• Exercise:
Print out every record exactly as it appears.
+++ Dataset records
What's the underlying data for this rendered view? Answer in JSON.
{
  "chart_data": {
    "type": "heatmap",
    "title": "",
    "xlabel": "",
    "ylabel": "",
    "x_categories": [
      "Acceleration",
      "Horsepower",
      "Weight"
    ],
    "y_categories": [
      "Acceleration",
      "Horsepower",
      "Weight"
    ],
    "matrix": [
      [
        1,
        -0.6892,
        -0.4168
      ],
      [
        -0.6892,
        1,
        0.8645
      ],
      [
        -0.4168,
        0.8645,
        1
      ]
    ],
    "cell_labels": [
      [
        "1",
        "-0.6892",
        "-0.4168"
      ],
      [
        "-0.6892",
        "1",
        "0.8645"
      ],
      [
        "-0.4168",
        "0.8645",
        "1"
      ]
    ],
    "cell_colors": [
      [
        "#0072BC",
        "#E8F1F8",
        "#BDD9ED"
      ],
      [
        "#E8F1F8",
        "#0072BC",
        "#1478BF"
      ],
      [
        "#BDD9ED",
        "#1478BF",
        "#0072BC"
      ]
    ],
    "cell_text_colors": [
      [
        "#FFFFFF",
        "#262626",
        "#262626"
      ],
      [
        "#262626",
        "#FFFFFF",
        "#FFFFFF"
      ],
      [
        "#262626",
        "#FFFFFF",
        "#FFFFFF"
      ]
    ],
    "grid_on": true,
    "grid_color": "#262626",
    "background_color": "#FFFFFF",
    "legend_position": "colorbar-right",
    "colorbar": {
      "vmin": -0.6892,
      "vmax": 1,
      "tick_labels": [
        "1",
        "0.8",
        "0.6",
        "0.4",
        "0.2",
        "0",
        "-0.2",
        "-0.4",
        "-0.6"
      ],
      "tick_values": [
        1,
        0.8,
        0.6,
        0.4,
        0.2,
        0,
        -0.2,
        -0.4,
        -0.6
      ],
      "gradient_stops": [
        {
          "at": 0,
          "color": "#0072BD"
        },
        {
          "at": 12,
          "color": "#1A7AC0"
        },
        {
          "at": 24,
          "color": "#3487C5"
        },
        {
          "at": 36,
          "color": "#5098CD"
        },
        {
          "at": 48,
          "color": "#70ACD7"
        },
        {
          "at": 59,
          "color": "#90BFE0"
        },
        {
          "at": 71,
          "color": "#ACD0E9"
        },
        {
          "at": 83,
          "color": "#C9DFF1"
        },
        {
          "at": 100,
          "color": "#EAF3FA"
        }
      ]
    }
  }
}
++++++
• Expected output:
What's the underlying data for this rendered view? Answer in JSON.
{
  "chart_data": {
    "type": "heatmap",
    "title": "",
    "xlabel": "",
    "ylabel": "",
    "x_categories": [
      "Acceleration",
      "Horsepower",
      "Weight"
    ],
    "y_categories": [
      "Acceleration",
      "Horsepower",
      "Weight"
    ],
    "matrix": [
      [
        1,
        -0.6892,
        -0.4168
      ],
      [
        -0.6892,
        1,
        0.8645
      ],
      [
        -0.4168,
        0.8645,
        1
      ]
    ],
    "cell_labels": [
      [
        "1",
        "-0.6892",
        "-0.4168"
      ],
      [
        "-0.6892",
        "1",
        "0.8645"
      ],
      [
        "-0.4168",
        "0.8645",
        "1"
      ]
    ],
    "cell_colors": [
      [
        "#0072BC",
        "#E8F1F8",
        "#BDD9ED"
      ],
      [
        "#E8F1F8",
        "#0072BC",
        "#1478BF"
      ],
      [
        "#BDD9ED",
        "#1478BF",
        "#0072BC"
      ]
    ],
    "cell_text_colors": [
      [
        "#FFFFFF",
        "#262626",
        "#262626"
      ],
      [
        "#262626",
        "#FFFFFF",
        "#FFFFFF"
      ],
      [
        "#262626",
        "#FFFFFF",
        "#FFFFFF"
      ]
    ],
    "grid_on": true,
    "grid_color": "#262626",
    "background_color": "#FFFFFF",
    "legend_position": "colorbar-right",
    "colorbar": {
      "vmin": -0.6892,
      "vmax": 1,
      "tick_labels": [
        "1",
        "0.8",
        "0.6",
        "0.4",
        "0.2",
        "0",
        "-0.2",
        "-0.4",
        "-0.6"
      ],
      "tick_values": [
        1,
        0.8,
        0.6,
        0.4,
        0.2,
        0,
        -0.2,
        -0.4,
        -0.6
      ],
      "gradient_stops": [
        {
          "at": 0,
          "color": "#0072BD"
        },
        {
          "at": 12,
          "color": "#1A7AC0"
        },
        {
          "at": 24,
          "color": "#3487C5"
        },
        {
          "at": 36,
          "color": "#5098CD"
        },
        {
          "at": 48,
          "color": "#70ACD7"
        },
        {
          "at": 59,
          "color": "#90BFE0"
        },
        {
          "at": 71,
          "color": "#ACD0E9"
        },
        {
          "at": 83,
          "color": "#C9DFF1"
        },
        {
          "at": 100,
          "color": "#EAF3FA"
        }
      ]
    }
  }
}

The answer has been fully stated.